**THE TASK**
From the listing below, pull out the lines that hold "Constraints".

-- Start of MATERIAL SUPPLIED --

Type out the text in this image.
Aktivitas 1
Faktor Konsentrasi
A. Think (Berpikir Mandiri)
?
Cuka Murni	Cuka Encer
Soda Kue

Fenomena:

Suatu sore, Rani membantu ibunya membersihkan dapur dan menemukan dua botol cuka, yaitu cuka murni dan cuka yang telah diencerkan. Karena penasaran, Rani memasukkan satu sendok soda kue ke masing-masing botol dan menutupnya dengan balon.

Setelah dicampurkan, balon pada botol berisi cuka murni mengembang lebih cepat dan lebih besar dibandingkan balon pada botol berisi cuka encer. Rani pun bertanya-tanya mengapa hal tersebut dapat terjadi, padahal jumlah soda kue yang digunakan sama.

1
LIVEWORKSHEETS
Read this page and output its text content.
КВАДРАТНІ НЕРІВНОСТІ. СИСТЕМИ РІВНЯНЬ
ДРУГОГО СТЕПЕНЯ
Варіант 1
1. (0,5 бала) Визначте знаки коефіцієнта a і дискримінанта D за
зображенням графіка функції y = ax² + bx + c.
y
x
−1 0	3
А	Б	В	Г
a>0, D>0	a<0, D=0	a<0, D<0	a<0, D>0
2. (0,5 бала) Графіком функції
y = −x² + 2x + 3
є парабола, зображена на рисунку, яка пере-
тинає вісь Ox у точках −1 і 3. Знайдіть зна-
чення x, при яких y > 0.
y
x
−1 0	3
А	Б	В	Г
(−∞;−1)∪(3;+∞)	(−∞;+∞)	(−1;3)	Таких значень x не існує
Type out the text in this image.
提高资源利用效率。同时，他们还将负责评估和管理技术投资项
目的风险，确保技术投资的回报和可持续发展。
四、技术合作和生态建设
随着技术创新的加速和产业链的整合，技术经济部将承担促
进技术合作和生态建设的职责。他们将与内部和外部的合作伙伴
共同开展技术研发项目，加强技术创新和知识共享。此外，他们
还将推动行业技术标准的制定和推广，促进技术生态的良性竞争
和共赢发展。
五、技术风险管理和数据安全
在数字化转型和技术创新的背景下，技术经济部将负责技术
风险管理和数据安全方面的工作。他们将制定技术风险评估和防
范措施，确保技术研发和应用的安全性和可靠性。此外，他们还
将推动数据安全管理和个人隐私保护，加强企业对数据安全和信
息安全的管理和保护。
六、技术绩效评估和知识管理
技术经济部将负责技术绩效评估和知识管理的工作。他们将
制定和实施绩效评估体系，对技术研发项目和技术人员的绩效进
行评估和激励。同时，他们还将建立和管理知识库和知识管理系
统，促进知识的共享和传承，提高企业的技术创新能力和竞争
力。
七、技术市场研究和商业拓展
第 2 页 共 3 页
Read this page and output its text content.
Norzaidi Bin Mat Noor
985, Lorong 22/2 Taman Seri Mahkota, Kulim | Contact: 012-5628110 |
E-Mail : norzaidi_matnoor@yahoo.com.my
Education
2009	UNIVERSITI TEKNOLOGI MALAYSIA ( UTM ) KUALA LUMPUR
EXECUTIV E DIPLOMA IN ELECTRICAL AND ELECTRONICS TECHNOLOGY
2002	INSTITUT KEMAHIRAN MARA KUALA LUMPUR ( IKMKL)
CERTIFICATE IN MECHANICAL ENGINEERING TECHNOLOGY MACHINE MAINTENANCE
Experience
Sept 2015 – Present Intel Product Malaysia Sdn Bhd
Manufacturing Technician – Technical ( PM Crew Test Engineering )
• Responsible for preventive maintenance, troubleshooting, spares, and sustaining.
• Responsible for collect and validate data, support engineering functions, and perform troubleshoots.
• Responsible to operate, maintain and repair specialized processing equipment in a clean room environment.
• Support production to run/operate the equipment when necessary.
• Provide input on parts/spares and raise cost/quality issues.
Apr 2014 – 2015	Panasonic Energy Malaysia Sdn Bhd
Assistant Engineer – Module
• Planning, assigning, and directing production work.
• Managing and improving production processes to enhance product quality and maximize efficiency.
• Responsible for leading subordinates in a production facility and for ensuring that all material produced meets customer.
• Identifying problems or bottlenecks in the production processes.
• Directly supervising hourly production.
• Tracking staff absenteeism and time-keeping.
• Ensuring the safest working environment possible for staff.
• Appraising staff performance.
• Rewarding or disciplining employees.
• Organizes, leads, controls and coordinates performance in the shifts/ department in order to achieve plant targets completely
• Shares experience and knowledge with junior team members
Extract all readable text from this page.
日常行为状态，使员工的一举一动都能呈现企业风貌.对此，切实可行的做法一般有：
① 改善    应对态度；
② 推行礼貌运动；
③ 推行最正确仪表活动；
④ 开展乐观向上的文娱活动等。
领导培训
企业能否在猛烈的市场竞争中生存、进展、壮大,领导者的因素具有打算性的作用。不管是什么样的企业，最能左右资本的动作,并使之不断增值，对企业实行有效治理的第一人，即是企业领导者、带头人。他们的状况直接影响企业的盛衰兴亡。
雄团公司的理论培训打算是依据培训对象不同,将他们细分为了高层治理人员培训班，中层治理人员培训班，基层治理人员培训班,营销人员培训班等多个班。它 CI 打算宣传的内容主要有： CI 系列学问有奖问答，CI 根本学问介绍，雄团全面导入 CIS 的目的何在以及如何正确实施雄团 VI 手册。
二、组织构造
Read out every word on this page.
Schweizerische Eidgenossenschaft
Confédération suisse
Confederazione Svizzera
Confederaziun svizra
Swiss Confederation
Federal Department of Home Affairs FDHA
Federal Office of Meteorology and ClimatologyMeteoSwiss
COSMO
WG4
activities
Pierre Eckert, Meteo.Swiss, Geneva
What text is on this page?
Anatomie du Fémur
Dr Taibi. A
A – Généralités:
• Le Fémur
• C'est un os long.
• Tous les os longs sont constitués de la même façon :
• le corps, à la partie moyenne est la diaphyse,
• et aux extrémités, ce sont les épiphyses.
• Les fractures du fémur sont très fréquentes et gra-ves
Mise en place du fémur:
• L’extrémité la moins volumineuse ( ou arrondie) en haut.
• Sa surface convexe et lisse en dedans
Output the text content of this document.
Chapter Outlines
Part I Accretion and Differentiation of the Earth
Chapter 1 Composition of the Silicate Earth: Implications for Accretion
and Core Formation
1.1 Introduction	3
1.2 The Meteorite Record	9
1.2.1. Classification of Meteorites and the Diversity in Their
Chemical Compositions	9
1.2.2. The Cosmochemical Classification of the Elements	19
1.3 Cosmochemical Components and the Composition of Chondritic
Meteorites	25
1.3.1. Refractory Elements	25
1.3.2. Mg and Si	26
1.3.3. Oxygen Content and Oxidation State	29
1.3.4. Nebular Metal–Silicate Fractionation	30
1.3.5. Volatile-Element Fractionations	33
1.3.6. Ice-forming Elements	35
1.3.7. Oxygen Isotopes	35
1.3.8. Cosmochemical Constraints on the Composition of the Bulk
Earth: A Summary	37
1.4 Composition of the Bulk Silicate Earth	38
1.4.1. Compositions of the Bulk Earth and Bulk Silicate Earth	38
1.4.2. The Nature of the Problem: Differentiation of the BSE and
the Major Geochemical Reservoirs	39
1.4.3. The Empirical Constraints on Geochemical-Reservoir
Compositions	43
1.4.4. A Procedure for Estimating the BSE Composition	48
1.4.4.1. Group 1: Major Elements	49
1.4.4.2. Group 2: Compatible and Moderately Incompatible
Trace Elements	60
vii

-- End of MATERIAL SUPPLIED --

**COMPLETE OUTPUT**
1.3.8. Cosmochemical Constraints on the Composition of the Bulk
1.4.3. The Empirical Constraints on Geochemical-Reservoir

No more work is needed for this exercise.